-- Begin Provided information --
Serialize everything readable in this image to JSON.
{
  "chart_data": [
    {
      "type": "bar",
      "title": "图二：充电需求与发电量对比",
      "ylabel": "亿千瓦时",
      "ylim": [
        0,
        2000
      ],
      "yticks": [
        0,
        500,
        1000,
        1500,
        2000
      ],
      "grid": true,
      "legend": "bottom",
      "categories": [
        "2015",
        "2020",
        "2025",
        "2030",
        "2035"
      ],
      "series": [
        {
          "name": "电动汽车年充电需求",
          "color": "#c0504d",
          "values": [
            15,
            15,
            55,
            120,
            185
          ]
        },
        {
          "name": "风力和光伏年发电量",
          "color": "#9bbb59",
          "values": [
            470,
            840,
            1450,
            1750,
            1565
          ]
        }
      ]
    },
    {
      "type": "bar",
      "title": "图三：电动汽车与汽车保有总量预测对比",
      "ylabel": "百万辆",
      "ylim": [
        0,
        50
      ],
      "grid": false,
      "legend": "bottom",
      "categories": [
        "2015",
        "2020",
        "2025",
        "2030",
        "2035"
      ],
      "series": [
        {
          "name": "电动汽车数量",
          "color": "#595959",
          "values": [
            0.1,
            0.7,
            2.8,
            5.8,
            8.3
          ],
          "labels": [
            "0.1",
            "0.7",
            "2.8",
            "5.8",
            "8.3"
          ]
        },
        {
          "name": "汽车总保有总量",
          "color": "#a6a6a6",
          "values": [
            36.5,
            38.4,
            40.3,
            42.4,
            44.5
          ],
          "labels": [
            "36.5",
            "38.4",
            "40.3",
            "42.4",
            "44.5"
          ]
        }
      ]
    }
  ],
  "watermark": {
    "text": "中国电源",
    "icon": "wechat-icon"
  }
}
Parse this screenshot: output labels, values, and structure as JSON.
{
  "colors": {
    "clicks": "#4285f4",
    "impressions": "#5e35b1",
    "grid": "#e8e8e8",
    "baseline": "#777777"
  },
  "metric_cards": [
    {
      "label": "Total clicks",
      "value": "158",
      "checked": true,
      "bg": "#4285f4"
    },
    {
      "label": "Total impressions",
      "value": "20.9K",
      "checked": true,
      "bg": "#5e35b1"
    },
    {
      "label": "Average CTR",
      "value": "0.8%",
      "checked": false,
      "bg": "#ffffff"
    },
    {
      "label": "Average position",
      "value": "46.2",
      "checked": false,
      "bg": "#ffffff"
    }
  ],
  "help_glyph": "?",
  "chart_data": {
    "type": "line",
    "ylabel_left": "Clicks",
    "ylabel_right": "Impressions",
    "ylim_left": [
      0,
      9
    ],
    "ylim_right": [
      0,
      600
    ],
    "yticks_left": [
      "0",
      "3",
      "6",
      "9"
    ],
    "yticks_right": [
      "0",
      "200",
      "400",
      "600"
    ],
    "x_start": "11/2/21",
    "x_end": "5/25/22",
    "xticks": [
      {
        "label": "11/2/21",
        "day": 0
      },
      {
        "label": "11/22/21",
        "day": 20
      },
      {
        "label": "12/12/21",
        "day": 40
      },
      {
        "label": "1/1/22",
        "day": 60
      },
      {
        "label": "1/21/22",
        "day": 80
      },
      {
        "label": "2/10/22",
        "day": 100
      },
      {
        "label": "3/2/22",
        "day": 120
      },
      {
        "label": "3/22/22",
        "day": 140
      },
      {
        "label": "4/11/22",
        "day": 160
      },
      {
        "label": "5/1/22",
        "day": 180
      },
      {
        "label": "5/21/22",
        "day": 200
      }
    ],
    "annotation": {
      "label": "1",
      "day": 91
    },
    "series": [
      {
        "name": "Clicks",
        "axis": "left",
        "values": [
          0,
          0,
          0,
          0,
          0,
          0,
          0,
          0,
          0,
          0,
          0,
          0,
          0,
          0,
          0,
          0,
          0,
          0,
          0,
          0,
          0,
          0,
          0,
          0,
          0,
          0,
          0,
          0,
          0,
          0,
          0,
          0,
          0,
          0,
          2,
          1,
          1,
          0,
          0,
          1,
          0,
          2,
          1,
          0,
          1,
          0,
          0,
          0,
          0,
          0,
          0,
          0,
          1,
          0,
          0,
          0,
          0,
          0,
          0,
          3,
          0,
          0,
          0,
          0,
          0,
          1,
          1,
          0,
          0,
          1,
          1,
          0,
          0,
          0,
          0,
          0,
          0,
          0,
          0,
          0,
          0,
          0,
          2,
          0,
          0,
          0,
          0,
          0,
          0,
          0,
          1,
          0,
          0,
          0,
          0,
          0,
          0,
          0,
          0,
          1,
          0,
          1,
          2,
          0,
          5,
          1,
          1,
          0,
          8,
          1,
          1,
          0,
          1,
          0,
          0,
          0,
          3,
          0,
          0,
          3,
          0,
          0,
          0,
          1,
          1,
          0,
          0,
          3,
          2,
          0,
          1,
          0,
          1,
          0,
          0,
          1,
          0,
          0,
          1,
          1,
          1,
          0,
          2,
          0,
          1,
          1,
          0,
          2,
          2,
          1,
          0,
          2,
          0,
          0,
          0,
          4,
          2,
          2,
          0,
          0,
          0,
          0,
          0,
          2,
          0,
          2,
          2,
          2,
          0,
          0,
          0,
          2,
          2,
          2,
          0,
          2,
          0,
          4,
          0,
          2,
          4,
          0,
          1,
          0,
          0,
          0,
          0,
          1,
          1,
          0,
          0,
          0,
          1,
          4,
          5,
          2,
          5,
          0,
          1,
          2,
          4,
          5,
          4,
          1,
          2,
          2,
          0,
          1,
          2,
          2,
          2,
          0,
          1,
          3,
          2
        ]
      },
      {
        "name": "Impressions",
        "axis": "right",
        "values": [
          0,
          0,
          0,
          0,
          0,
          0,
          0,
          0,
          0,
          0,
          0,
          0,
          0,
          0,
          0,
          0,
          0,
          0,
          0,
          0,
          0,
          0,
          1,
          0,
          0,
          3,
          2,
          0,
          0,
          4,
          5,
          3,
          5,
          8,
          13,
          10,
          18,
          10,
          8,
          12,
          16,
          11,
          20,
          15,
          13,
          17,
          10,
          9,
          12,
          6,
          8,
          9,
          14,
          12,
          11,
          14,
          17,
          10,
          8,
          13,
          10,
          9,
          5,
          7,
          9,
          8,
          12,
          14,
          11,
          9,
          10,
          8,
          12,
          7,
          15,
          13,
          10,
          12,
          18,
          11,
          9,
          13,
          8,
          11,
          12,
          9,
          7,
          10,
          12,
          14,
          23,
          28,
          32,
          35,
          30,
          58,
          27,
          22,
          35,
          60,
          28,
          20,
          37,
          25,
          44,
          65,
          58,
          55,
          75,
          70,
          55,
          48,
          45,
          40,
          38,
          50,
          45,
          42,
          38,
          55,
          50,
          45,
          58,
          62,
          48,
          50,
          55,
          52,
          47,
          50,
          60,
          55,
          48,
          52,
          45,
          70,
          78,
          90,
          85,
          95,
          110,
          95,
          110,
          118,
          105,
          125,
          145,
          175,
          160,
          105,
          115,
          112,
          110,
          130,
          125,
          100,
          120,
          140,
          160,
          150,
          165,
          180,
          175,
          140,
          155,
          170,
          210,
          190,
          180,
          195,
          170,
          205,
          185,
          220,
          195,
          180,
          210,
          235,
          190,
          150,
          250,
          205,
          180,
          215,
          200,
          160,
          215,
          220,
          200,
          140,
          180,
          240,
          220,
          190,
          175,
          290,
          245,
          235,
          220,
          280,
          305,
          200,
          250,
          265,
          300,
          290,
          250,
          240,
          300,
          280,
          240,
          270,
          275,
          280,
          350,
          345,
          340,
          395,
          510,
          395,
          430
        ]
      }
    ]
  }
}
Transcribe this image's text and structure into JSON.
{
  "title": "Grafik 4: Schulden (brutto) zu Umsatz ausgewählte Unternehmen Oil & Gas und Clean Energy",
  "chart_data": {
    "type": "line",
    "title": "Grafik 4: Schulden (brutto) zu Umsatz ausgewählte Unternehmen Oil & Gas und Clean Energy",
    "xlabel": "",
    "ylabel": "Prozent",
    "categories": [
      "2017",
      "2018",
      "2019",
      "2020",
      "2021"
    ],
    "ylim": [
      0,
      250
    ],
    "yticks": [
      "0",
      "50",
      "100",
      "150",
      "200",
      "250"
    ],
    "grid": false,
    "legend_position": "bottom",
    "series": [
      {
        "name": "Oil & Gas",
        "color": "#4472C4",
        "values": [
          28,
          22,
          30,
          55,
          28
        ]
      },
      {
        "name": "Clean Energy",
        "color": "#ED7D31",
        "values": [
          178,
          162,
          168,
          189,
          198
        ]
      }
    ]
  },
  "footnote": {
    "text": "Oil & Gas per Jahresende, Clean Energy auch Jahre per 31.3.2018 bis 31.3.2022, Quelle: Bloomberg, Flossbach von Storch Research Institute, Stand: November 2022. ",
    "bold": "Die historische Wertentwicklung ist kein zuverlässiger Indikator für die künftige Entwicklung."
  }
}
-- End Provided information --
■ What to produce ■
Return the lines of the records that include the string "false".

■ Result of the task ■
      "grid": false,
      "checked": false,
      "checked": false,
    "grid": false,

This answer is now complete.